## [PROBLEM TO SOLVE]
Repeat every record below exactly, but leave out any pictures.

(Dataset records)
========================================================================

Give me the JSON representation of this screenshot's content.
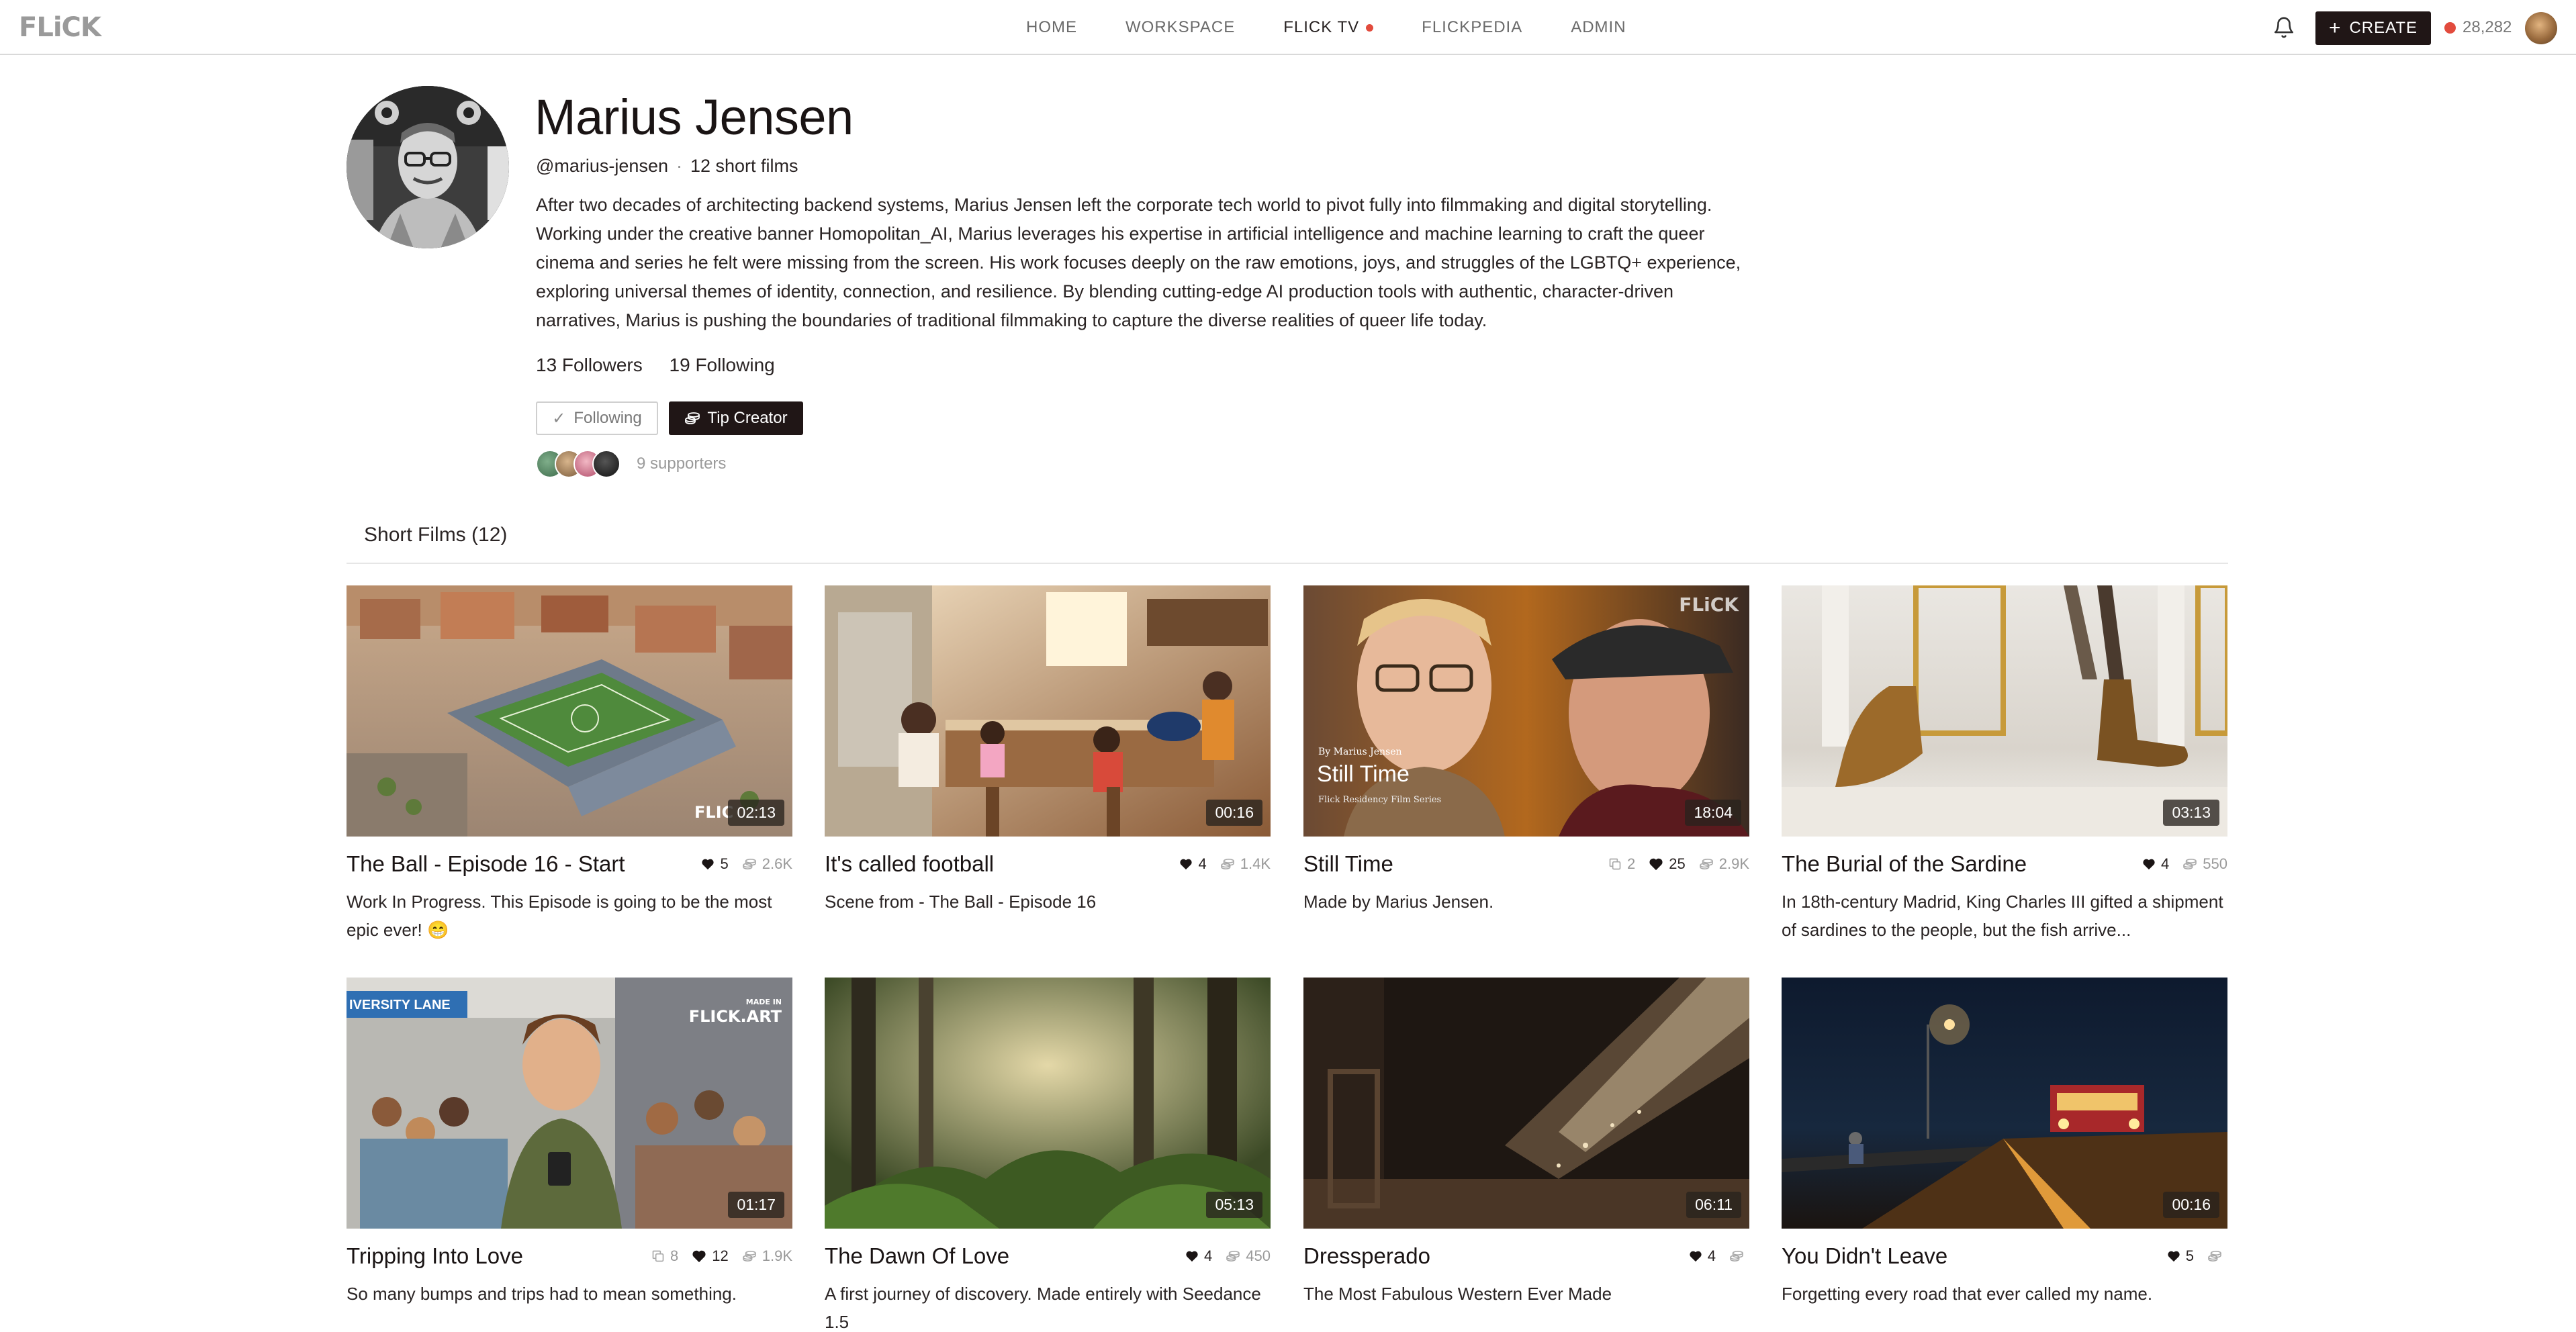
{
  "nav": {
    "logo": "FLiCK",
    "links": [
      {
        "label": "HOME",
        "active": false
      },
      {
        "label": "WORKSPACE",
        "active": false
      },
      {
        "label": "FLICK TV",
        "active": true
      },
      {
        "label": "FLICKPEDIA",
        "active": false
      },
      {
        "label": "ADMIN",
        "active": false
      }
    ],
    "create_label": "CREATE",
    "credits": "28,282",
    "accent_color": "#e24b3d",
    "dark_color": "#201616"
  },
  "profile": {
    "name": "Marius Jensen",
    "handle": "@marius-jensen",
    "film_count": "12 short films",
    "bio": "After two decades of architecting backend systems, Marius Jensen left the corporate tech world to pivot fully into filmmaking and digital storytelling. Working under the creative banner Homopolitan_AI, Marius leverages his expertise in artificial intelligence and machine learning to craft the queer cinema and series he felt were missing from the screen. His work focuses deeply on the raw emotions, joys, and struggles of the LGBTQ+ experience, exploring universal themes of identity, connection, and resilience. By blending cutting-edge AI production tools with authentic, character-driven narratives, Marius is pushing the boundaries of traditional filmmaking to capture the diverse realities of queer life today.",
    "followers": "13 Followers",
    "following": "19 Following",
    "following_button": "Following",
    "tip_button": "Tip Creator",
    "supporters": "9 supporters"
  },
  "section": {
    "title": "Short Films (12)"
  },
  "films": [
    {
      "title": "The Ball - Episode 16 - Start",
      "duration": "02:13",
      "copies": "",
      "likes": "5",
      "views": "2.6K",
      "description": "Work In Progress. This Episode is going to be the most epic ever! 😁",
      "watermark": "FLIC"
    },
    {
      "title": "It's called football",
      "duration": "00:16",
      "copies": "",
      "likes": "4",
      "views": "1.4K",
      "description": "Scene from - The Ball - Episode 16",
      "watermark": ""
    },
    {
      "title": "Still Time",
      "duration": "18:04",
      "copies": "2",
      "likes": "25",
      "views": "2.9K",
      "description": "Made by Marius Jensen.",
      "overlay_by": "By Marius Jensen",
      "overlay_title": "Still Time",
      "overlay_sub": "Flick Residency Film Series",
      "watermark": "FLiCK"
    },
    {
      "title": "The Burial of the Sardine",
      "duration": "03:13",
      "copies": "",
      "likes": "4",
      "views": "550",
      "description": "In 18th-century Madrid, King Charles III gifted a shipment of sardines to the people, but the fish arrive...",
      "watermark": ""
    },
    {
      "title": "Tripping Into Love",
      "duration": "01:17",
      "copies": "8",
      "likes": "12",
      "views": "1.9K",
      "description": "So many bumps and trips had to mean something.",
      "sign": "IVERSITY LANE",
      "wm_small": "MADE IN",
      "wm_big": "FLICK.ART"
    },
    {
      "title": "The Dawn Of Love",
      "duration": "05:13",
      "copies": "",
      "likes": "4",
      "views": "450",
      "description": "A first journey of discovery. Made entirely with Seedance 1.5",
      "watermark": ""
    },
    {
      "title": "Dressperado",
      "duration": "06:11",
      "copies": "",
      "likes": "4",
      "views": "",
      "description": "The Most Fabulous Western Ever Made",
      "watermark": ""
    },
    {
      "title": "You Didn't Leave",
      "duration": "00:16",
      "copies": "",
      "likes": "5",
      "views": "",
      "description": "Forgetting every road that ever called my name.",
      "watermark": ""
    }
  ]
}
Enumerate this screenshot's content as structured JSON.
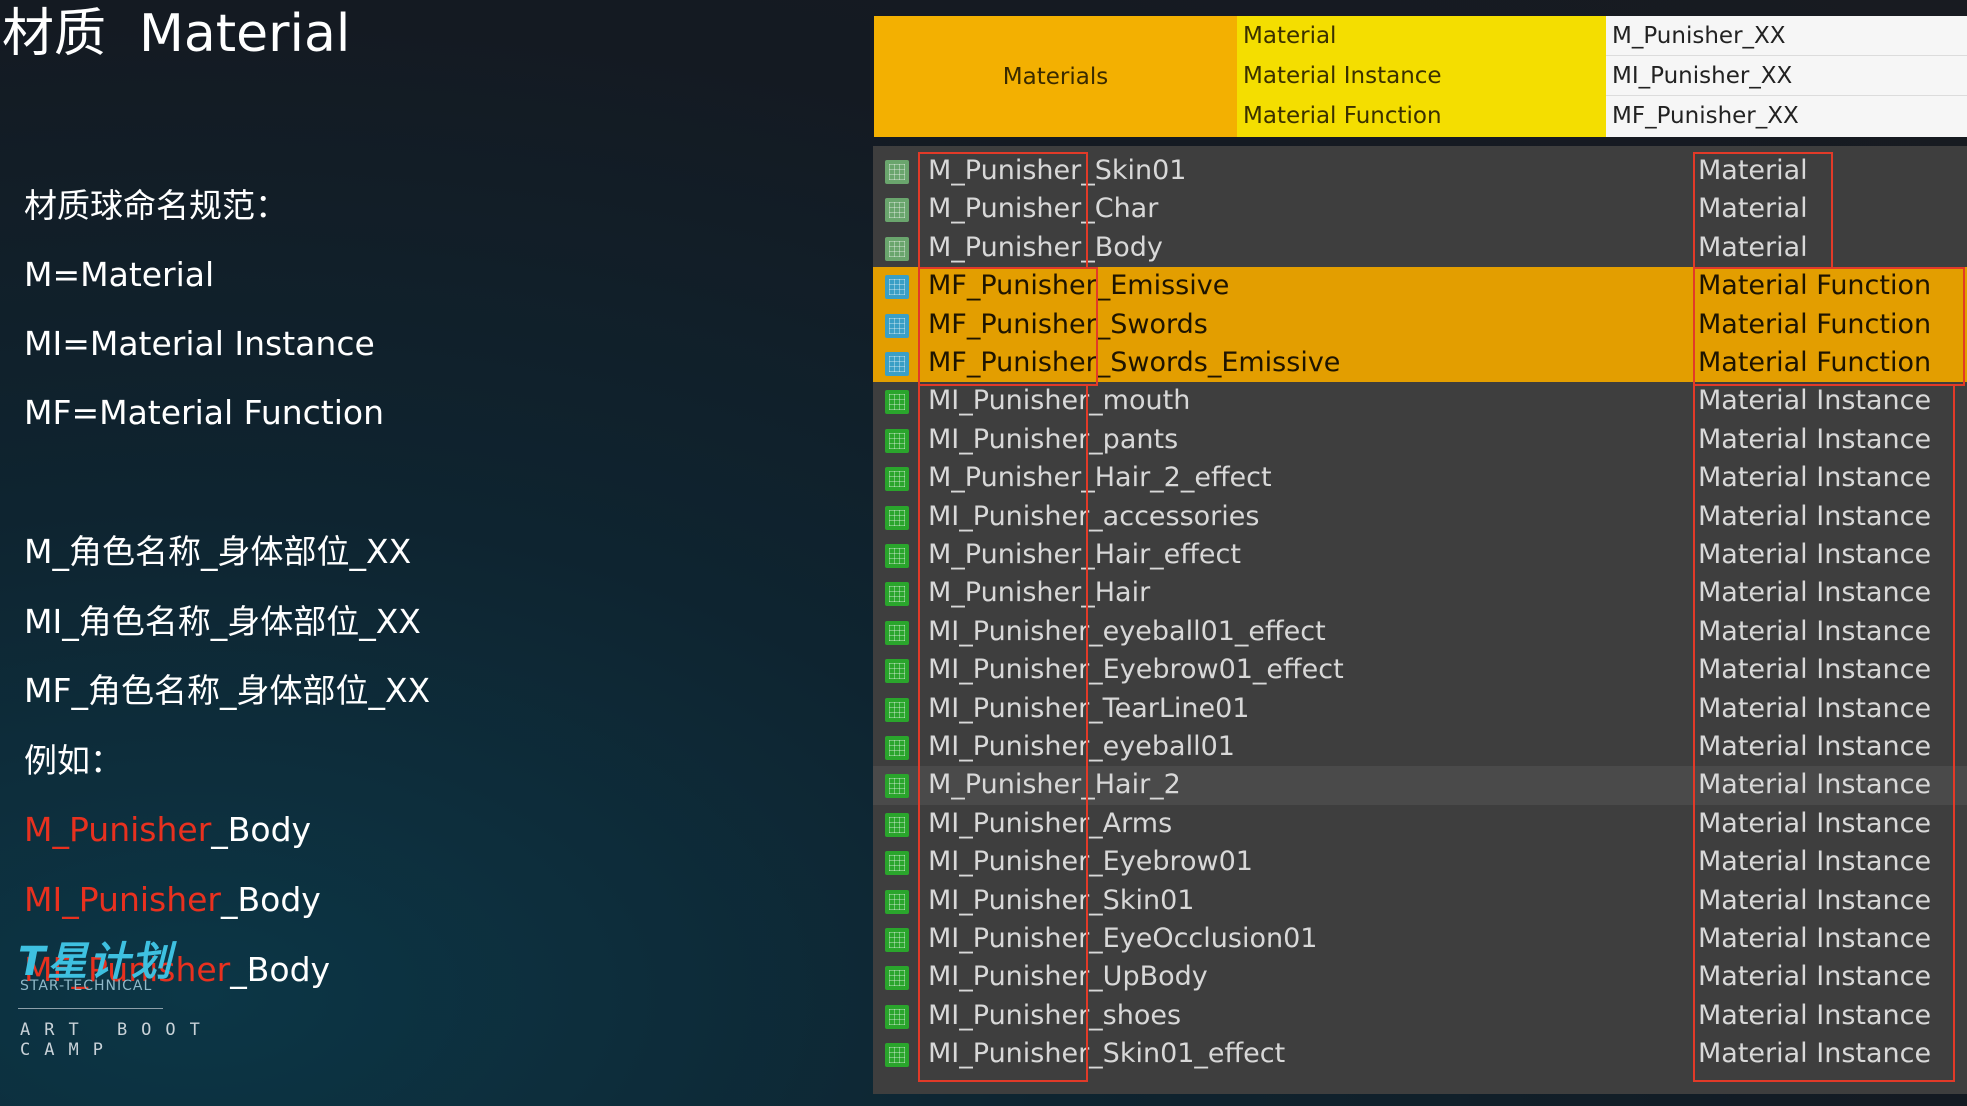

========================================================================

## [FINISHED EXERCISE]
Give me the JSON representation of this screenshot's content.
{
  "nav": {
    "logo": "FLiCK",
    "links": [
      {
        "label": "HOME",
        "active": false
      },
      {
        "label": "WORKSPACE",
        "active": false
      },
      {
        "label": "FLICK TV",
        "active": true
      },
      {
        "label": "FLICKPEDIA",
        "active": false
      },
      {
        "label": "ADMIN",
        "active": false
      }
    ],
    "create_label": "CREATE",
    "credits": "28,282",
    "accent_color": "#e24b3d",
    "dark_color": "#201616"
  },
  "profile": {
    "name": "Marius Jensen",
    "handle": "@marius-jensen",
    "film_count": "12 short films",
    "bio": "After two decades of architecting backend systems, Marius Jensen left the corporate tech world to pivot fully into filmmaking and digital storytelling. Working under the creative banner Homopolitan_AI, Marius leverages his expertise in artificial intelligence and machine learning to craft the queer cinema and series he felt were missing from the screen. His work focuses deeply on the raw emotions, joys, and struggles of the LGBTQ+ experience, exploring universal themes of identity, connection, and resilience. By blending cutting-edge AI production tools with authentic, character-driven narratives, Marius is pushing the boundaries of traditional filmmaking to capture the diverse realities of queer life today.",
    "followers": "13 Followers",
    "following": "19 Following",
    "following_button": "Following",
    "tip_button": "Tip Creator",
    "supporters": "9 supporters"
  },
  "section": {
    "title": "Short Films (12)"
  },
  "films": [
    {
      "title": "The Ball - Episode 16 - Start",
      "duration": "02:13",
      "copies": "",
      "likes": "5",
      "views": "2.6K",
      "description": "Work In Progress. This Episode is going to be the most epic ever! 😁",
      "watermark": "FLIC"
    },
    {
      "title": "It's called football",
      "duration": "00:16",
      "copies": "",
      "likes": "4",
      "views": "1.4K",
      "description": "Scene from - The Ball - Episode 16",
      "watermark": ""
    },
    {
      "title": "Still Time",
      "duration": "18:04",
      "copies": "2",
      "likes": "25",
      "views": "2.9K",
      "description": "Made by Marius Jensen.",
      "overlay_by": "By Marius Jensen",
      "overlay_title": "Still Time",
      "overlay_sub": "Flick Residency Film Series",
      "watermark": "FLiCK"
    },
    {
      "title": "The Burial of the Sardine",
      "duration": "03:13",
      "copies": "",
      "likes": "4",
      "views": "550",
      "description": "In 18th-century Madrid, King Charles III gifted a shipment of sardines to the people, but the fish arrive...",
      "watermark": ""
    },
    {
      "title": "Tripping Into Love",
      "duration": "01:17",
      "copies": "8",
      "likes": "12",
      "views": "1.9K",
      "description": "So many bumps and trips had to mean something.",
      "sign": "IVERSITY LANE",
      "wm_small": "MADE IN",
      "wm_big": "FLICK.ART"
    },
    {
      "title": "The Dawn Of Love",
      "duration": "05:13",
      "copies": "",
      "likes": "4",
      "views": "450",
      "description": "A first journey of discovery. Made entirely with Seedance 1.5",
      "watermark": ""
    },
    {
      "title": "Dressperado",
      "duration": "06:11",
      "copies": "",
      "likes": "4",
      "views": "",
      "description": "The Most Fabulous Western Ever Made",
      "watermark": ""
    },
    {
      "title": "You Didn't Leave",
      "duration": "00:16",
      "copies": "",
      "likes": "5",
      "views": "",
      "description": "Forgetting every road that ever called my name.",
      "watermark": ""
    }
  ]
}
Enumerate this screenshot's content as structured JSON.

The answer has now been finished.